▸ **WORK REQUIRED**
Go through the entries below and collect each line with the string "this" in it.

======== SUPPLIED DATA

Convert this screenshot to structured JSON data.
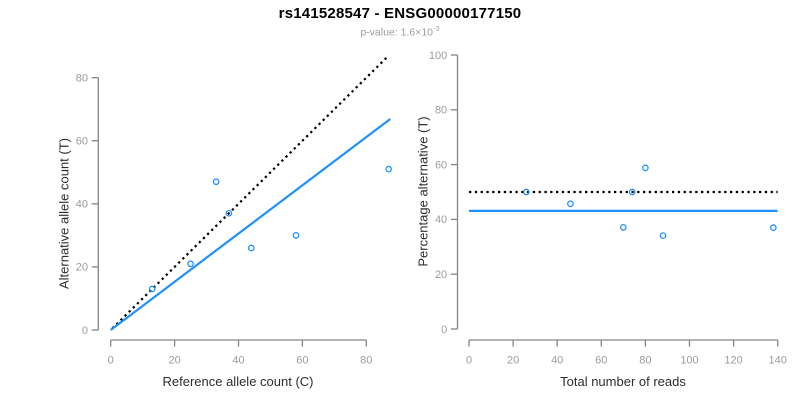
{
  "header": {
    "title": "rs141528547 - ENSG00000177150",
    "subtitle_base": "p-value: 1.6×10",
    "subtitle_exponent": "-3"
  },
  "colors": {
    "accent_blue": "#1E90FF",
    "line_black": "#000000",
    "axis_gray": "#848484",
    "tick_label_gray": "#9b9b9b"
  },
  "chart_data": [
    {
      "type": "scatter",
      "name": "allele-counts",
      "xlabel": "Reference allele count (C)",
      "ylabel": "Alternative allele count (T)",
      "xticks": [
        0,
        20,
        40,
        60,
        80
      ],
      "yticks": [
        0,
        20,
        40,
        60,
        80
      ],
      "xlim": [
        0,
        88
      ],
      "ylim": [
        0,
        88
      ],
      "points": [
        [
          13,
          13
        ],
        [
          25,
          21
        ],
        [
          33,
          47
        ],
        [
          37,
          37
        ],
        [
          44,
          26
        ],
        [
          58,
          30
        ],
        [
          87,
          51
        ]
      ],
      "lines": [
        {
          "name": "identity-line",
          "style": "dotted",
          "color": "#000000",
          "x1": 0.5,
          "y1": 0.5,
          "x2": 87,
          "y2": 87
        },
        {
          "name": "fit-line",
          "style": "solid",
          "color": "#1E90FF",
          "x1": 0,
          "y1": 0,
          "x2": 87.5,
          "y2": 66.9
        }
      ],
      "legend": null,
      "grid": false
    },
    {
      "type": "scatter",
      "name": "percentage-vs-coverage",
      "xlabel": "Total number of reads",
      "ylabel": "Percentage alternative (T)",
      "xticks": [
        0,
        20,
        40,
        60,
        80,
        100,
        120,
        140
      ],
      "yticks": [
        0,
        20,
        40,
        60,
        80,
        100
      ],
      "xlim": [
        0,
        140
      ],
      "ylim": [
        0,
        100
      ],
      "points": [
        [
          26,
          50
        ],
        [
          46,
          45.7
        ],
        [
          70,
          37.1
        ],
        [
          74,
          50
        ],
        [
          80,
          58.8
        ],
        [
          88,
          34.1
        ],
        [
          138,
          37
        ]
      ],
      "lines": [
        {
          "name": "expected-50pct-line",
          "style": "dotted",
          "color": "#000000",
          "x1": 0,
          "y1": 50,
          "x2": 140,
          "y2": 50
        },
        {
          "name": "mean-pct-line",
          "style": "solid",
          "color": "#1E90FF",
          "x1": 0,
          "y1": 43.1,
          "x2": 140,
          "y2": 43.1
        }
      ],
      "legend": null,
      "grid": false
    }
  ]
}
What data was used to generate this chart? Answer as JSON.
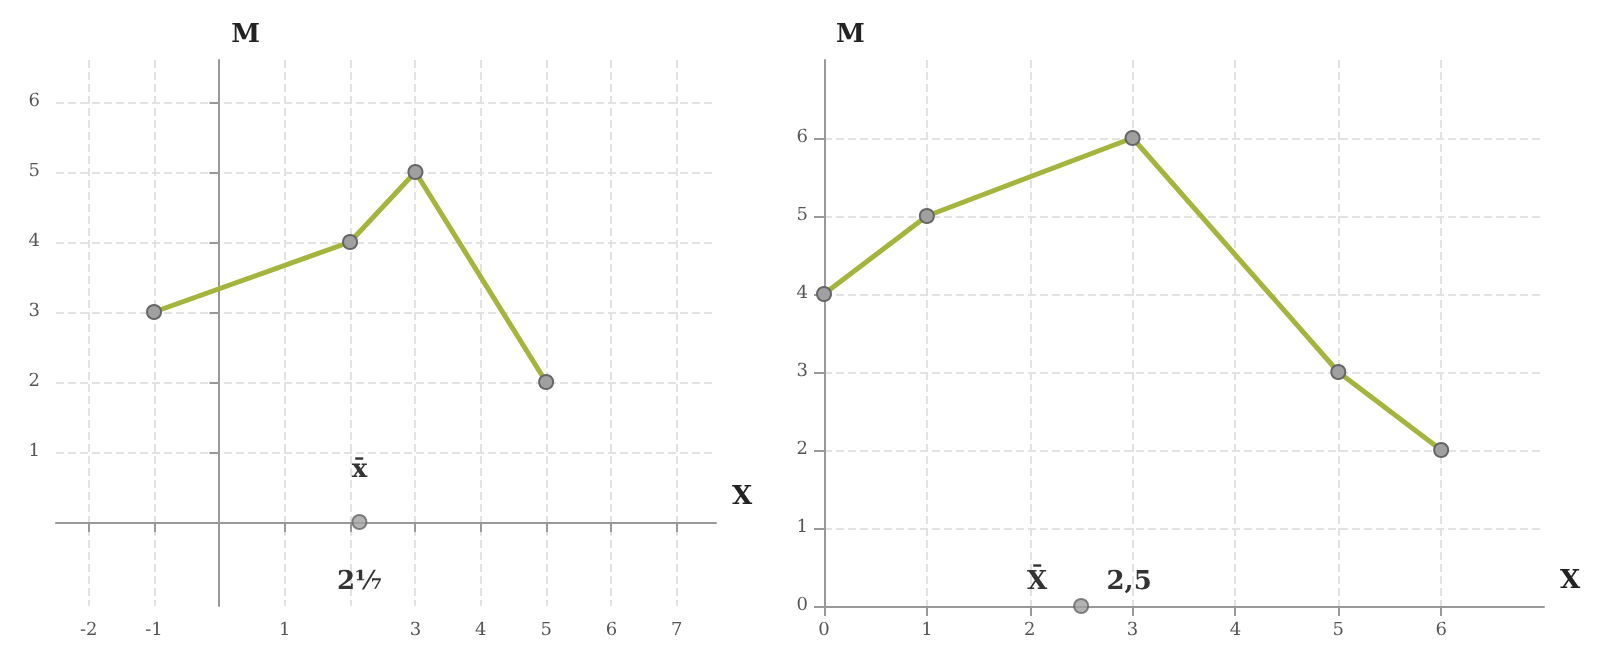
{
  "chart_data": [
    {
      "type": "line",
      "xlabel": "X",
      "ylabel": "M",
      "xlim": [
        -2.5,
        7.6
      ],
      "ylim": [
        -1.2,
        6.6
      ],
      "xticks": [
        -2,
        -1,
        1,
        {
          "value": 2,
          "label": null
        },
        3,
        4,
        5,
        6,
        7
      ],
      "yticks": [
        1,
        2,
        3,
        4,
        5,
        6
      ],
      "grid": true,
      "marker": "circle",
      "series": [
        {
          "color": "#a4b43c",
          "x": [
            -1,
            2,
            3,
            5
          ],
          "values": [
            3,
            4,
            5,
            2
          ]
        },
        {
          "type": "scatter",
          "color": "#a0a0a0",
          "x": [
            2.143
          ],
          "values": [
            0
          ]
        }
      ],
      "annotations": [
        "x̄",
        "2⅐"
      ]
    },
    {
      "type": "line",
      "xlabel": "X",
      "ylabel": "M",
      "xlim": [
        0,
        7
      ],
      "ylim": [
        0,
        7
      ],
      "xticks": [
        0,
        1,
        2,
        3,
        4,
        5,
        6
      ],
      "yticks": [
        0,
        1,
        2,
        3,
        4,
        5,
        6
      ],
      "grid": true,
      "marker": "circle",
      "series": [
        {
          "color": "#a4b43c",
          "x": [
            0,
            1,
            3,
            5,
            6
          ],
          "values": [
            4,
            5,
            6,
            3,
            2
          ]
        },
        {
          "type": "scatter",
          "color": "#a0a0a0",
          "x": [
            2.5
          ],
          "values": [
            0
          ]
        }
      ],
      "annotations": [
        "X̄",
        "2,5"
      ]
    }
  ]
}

================

▸ **EXPECTED ANSWER**
Convert this screenshot to structured JSON data.
What data was used to generate this chart? Answer as JSON.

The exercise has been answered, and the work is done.